— start The data —

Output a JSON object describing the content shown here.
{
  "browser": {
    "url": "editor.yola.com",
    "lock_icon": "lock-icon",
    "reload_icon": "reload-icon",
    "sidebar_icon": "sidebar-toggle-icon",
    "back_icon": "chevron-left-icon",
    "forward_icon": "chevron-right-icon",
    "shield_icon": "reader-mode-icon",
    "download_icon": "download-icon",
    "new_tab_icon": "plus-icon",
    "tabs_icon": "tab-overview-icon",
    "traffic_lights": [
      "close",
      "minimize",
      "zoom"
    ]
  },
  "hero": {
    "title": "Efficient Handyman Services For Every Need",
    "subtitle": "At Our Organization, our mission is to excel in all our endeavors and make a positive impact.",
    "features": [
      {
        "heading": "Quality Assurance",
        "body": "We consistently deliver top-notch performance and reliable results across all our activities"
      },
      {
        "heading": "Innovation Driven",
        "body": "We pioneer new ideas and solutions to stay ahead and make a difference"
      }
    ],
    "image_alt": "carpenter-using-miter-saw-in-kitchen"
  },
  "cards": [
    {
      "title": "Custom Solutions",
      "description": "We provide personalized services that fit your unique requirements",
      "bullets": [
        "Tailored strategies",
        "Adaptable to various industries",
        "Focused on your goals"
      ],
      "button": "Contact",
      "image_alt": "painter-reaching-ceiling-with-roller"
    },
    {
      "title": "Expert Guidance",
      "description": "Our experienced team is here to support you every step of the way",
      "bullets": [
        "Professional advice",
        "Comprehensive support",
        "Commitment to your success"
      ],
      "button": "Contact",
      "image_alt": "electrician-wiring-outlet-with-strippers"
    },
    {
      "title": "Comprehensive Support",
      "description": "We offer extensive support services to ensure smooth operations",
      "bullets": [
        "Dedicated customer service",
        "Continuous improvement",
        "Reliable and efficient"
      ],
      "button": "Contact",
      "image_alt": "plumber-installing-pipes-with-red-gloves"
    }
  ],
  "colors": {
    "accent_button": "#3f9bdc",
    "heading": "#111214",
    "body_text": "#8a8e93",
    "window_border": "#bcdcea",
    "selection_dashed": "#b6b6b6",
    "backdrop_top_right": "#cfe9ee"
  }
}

— end The data —

Directive =
Give back the whole listing exactly as it reads.

Completed exercise =
Output a JSON object describing the content shown here.
{
  "browser": {
    "url": "editor.yola.com",
    "lock_icon": "lock-icon",
    "reload_icon": "reload-icon",
    "sidebar_icon": "sidebar-toggle-icon",
    "back_icon": "chevron-left-icon",
    "forward_icon": "chevron-right-icon",
    "shield_icon": "reader-mode-icon",
    "download_icon": "download-icon",
    "new_tab_icon": "plus-icon",
    "tabs_icon": "tab-overview-icon",
    "traffic_lights": [
      "close",
      "minimize",
      "zoom"
    ]
  },
  "hero": {
    "title": "Efficient Handyman Services For Every Need",
    "subtitle": "At Our Organization, our mission is to excel in all our endeavors and make a positive impact.",
    "features": [
      {
        "heading": "Quality Assurance",
        "body": "We consistently deliver top-notch performance and reliable results across all our activities"
      },
      {
        "heading": "Innovation Driven",
        "body": "We pioneer new ideas and solutions to stay ahead and make a difference"
      }
    ],
    "image_alt": "carpenter-using-miter-saw-in-kitchen"
  },
  "cards": [
    {
      "title": "Custom Solutions",
      "description": "We provide personalized services that fit your unique requirements",
      "bullets": [
        "Tailored strategies",
        "Adaptable to various industries",
        "Focused on your goals"
      ],
      "button": "Contact",
      "image_alt": "painter-reaching-ceiling-with-roller"
    },
    {
      "title": "Expert Guidance",
      "description": "Our experienced team is here to support you every step of the way",
      "bullets": [
        "Professional advice",
        "Comprehensive support",
        "Commitment to your success"
      ],
      "button": "Contact",
      "image_alt": "electrician-wiring-outlet-with-strippers"
    },
    {
      "title": "Comprehensive Support",
      "description": "We offer extensive support services to ensure smooth operations",
      "bullets": [
        "Dedicated customer service",
        "Continuous improvement",
        "Reliable and efficient"
      ],
      "button": "Contact",
      "image_alt": "plumber-installing-pipes-with-red-gloves"
    }
  ],
  "colors": {
    "accent_button": "#3f9bdc",
    "heading": "#111214",
    "body_text": "#8a8e93",
    "window_border": "#bcdcea",
    "selection_dashed": "#b6b6b6",
    "backdrop_top_right": "#cfe9ee"
  }
}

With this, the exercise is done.